What you are asked to do: Repeat each line exactly as it is written.

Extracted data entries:
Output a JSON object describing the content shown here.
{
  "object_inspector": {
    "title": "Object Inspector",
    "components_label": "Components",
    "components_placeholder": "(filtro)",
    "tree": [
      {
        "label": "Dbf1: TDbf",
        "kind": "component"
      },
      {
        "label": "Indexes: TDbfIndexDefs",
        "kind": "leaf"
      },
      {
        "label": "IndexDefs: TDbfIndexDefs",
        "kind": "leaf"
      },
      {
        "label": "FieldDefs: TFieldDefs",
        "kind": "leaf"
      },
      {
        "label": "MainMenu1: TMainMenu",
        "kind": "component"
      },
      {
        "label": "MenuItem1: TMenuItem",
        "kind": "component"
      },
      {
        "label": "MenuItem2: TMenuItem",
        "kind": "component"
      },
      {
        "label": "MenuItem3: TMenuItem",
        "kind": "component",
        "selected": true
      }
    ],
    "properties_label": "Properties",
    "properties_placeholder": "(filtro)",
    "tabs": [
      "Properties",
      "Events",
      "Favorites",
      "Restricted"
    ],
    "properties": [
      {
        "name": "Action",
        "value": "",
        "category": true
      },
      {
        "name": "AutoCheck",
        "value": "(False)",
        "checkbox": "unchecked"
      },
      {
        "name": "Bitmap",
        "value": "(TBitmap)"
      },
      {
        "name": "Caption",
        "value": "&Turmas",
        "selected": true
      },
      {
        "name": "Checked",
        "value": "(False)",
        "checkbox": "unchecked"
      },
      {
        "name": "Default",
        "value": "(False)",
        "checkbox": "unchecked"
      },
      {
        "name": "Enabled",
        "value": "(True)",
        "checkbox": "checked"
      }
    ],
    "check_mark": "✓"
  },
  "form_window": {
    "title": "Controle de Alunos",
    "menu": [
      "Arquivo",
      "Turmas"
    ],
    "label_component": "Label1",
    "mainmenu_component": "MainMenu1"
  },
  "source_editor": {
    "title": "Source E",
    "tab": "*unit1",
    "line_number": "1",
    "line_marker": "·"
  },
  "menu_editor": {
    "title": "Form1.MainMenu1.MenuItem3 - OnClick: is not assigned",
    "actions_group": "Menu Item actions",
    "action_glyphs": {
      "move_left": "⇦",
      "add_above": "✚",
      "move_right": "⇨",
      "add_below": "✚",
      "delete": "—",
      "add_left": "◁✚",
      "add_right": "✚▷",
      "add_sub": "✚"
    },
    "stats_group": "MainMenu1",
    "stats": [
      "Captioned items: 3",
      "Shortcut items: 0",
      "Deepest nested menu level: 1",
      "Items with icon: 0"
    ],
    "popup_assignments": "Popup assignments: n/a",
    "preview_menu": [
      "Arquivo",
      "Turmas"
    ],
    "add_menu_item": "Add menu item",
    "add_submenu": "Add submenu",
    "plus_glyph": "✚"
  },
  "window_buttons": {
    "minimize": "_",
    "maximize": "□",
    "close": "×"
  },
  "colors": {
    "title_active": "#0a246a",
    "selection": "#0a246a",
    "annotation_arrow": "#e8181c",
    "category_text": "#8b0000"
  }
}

Answer for the task:
Output a JSON object describing the content shown here.
{
  "object_inspector": {
    "title": "Object Inspector",
    "components_label": "Components",
    "components_placeholder": "(filtro)",
    "tree": [
      {
        "label": "Dbf1: TDbf",
        "kind": "component"
      },
      {
        "label": "Indexes: TDbfIndexDefs",
        "kind": "leaf"
      },
      {
        "label": "IndexDefs: TDbfIndexDefs",
        "kind": "leaf"
      },
      {
        "label": "FieldDefs: TFieldDefs",
        "kind": "leaf"
      },
      {
        "label": "MainMenu1: TMainMenu",
        "kind": "component"
      },
      {
        "label": "MenuItem1: TMenuItem",
        "kind": "component"
      },
      {
        "label": "MenuItem2: TMenuItem",
        "kind": "component"
      },
      {
        "label": "MenuItem3: TMenuItem",
        "kind": "component",
        "selected": true
      }
    ],
    "properties_label": "Properties",
    "properties_placeholder": "(filtro)",
    "tabs": [
      "Properties",
      "Events",
      "Favorites",
      "Restricted"
    ],
    "properties": [
      {
        "name": "Action",
        "value": "",
        "category": true
      },
      {
        "name": "AutoCheck",
        "value": "(False)",
        "checkbox": "unchecked"
      },
      {
        "name": "Bitmap",
        "value": "(TBitmap)"
      },
      {
        "name": "Caption",
        "value": "&Turmas",
        "selected": true
      },
      {
        "name": "Checked",
        "value": "(False)",
        "checkbox": "unchecked"
      },
      {
        "name": "Default",
        "value": "(False)",
        "checkbox": "unchecked"
      },
      {
        "name": "Enabled",
        "value": "(True)",
        "checkbox": "checked"
      }
    ],
    "check_mark": "✓"
  },
  "form_window": {
    "title": "Controle de Alunos",
    "menu": [
      "Arquivo",
      "Turmas"
    ],
    "label_component": "Label1",
    "mainmenu_component": "MainMenu1"
  },
  "source_editor": {
    "title": "Source E",
    "tab": "*unit1",
    "line_number": "1",
    "line_marker": "·"
  },
  "menu_editor": {
    "title": "Form1.MainMenu1.MenuItem3 - OnClick: is not assigned",
    "actions_group": "Menu Item actions",
    "action_glyphs": {
      "move_left": "⇦",
      "add_above": "✚",
      "move_right": "⇨",
      "add_below": "✚",
      "delete": "—",
      "add_left": "◁✚",
      "add_right": "✚▷",
      "add_sub": "✚"
    },
    "stats_group": "MainMenu1",
    "stats": [
      "Captioned items: 3",
      "Shortcut items: 0",
      "Deepest nested menu level: 1",
      "Items with icon: 0"
    ],
    "popup_assignments": "Popup assignments: n/a",
    "preview_menu": [
      "Arquivo",
      "Turmas"
    ],
    "add_menu_item": "Add menu item",
    "add_submenu": "Add submenu",
    "plus_glyph": "✚"
  },
  "window_buttons": {
    "minimize": "_",
    "maximize": "□",
    "close": "×"
  },
  "colors": {
    "title_active": "#0a246a",
    "selection": "#0a246a",
    "annotation_arrow": "#e8181c",
    "category_text": "#8b0000"
  }
}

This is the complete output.